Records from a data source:
※

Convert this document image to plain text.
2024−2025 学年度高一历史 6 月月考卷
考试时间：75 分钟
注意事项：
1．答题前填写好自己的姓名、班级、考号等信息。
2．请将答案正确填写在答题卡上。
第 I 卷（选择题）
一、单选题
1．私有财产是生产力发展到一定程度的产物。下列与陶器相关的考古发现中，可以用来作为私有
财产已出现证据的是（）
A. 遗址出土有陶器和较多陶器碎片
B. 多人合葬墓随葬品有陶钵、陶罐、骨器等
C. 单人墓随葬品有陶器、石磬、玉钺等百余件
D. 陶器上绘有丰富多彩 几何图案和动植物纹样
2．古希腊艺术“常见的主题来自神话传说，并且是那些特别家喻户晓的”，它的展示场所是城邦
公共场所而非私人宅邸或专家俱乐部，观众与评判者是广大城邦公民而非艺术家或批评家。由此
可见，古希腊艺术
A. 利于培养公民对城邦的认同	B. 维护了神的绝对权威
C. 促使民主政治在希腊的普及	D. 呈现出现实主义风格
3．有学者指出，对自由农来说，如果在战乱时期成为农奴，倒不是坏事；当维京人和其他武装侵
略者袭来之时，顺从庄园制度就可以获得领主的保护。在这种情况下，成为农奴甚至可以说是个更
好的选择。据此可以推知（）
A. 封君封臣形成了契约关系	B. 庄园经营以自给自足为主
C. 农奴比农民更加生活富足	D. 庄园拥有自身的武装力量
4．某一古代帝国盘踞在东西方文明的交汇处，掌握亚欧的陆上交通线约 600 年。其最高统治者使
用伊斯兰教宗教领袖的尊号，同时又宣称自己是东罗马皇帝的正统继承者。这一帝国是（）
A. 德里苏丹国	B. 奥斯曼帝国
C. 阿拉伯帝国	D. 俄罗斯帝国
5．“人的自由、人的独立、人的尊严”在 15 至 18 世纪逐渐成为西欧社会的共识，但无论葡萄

※

▸ **The problem**
Extract every entry in the listing word for word.

▸ **Exercise result**
Convert this document image to plain text.
2024−2025 学年度高一历史 6 月月考卷
考试时间：75 分钟
注意事项：
1．答题前填写好自己的姓名、班级、考号等信息。
2．请将答案正确填写在答题卡上。
第 I 卷（选择题）
一、单选题
1．私有财产是生产力发展到一定程度的产物。下列与陶器相关的考古发现中，可以用来作为私有
财产已出现证据的是（）
A. 遗址出土有陶器和较多陶器碎片
B. 多人合葬墓随葬品有陶钵、陶罐、骨器等
C. 单人墓随葬品有陶器、石磬、玉钺等百余件
D. 陶器上绘有丰富多彩 几何图案和动植物纹样
2．古希腊艺术“常见的主题来自神话传说，并且是那些特别家喻户晓的”，它的展示场所是城邦
公共场所而非私人宅邸或专家俱乐部，观众与评判者是广大城邦公民而非艺术家或批评家。由此
可见，古希腊艺术
A. 利于培养公民对城邦的认同	B. 维护了神的绝对权威
C. 促使民主政治在希腊的普及	D. 呈现出现实主义风格
3．有学者指出，对自由农来说，如果在战乱时期成为农奴，倒不是坏事；当维京人和其他武装侵
略者袭来之时，顺从庄园制度就可以获得领主的保护。在这种情况下，成为农奴甚至可以说是个更
好的选择。据此可以推知（）
A. 封君封臣形成了契约关系	B. 庄园经营以自给自足为主
C. 农奴比农民更加生活富足	D. 庄园拥有自身的武装力量
4．某一古代帝国盘踞在东西方文明的交汇处，掌握亚欧的陆上交通线约 600 年。其最高统治者使
用伊斯兰教宗教领袖的尊号，同时又宣称自己是东罗马皇帝的正统继承者。这一帝国是（）
A. 德里苏丹国	B. 奥斯曼帝国
C. 阿拉伯帝国	D. 俄罗斯帝国
5．“人的自由、人的独立、人的尊严”在 15 至 18 世纪逐渐成为西欧社会的共识，但无论葡萄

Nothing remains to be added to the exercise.